Start of Material for this exercise

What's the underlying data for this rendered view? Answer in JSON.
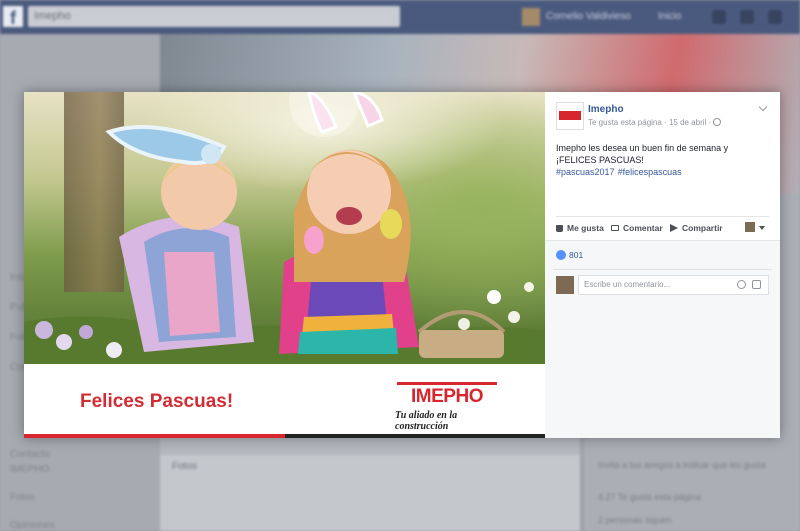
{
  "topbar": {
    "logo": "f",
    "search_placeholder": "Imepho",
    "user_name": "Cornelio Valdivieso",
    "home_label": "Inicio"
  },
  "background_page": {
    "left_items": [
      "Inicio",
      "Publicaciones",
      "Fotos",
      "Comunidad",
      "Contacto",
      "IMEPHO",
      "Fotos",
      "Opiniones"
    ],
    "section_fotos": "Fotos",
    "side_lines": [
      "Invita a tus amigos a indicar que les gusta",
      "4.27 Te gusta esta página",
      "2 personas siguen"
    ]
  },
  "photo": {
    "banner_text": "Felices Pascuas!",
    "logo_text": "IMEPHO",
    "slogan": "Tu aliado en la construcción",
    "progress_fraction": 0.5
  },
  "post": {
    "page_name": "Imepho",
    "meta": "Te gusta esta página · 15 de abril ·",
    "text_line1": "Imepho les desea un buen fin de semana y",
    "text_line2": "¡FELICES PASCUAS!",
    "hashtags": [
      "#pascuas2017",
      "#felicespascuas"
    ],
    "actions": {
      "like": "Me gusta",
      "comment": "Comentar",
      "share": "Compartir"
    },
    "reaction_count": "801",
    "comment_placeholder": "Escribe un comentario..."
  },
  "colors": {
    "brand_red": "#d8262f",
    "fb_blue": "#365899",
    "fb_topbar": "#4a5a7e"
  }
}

End of Material for this exercise

Output each line exactly; omit every picture.

**Solution to this task:**
What's the underlying data for this rendered view? Answer in JSON.
{
  "topbar": {
    "logo": "f",
    "search_placeholder": "Imepho",
    "user_name": "Cornelio Valdivieso",
    "home_label": "Inicio"
  },
  "background_page": {
    "left_items": [
      "Inicio",
      "Publicaciones",
      "Fotos",
      "Comunidad",
      "Contacto",
      "IMEPHO",
      "Fotos",
      "Opiniones"
    ],
    "section_fotos": "Fotos",
    "side_lines": [
      "Invita a tus amigos a indicar que les gusta",
      "4.27 Te gusta esta página",
      "2 personas siguen"
    ]
  },
  "photo": {
    "banner_text": "Felices Pascuas!",
    "logo_text": "IMEPHO",
    "slogan": "Tu aliado en la construcción",
    "progress_fraction": 0.5
  },
  "post": {
    "page_name": "Imepho",
    "meta": "Te gusta esta página · 15 de abril ·",
    "text_line1": "Imepho les desea un buen fin de semana y",
    "text_line2": "¡FELICES PASCUAS!",
    "hashtags": [
      "#pascuas2017",
      "#felicespascuas"
    ],
    "actions": {
      "like": "Me gusta",
      "comment": "Comentar",
      "share": "Compartir"
    },
    "reaction_count": "801",
    "comment_placeholder": "Escribe un comentario..."
  },
  "colors": {
    "brand_red": "#d8262f",
    "fb_blue": "#365899",
    "fb_topbar": "#4a5a7e"
  }
}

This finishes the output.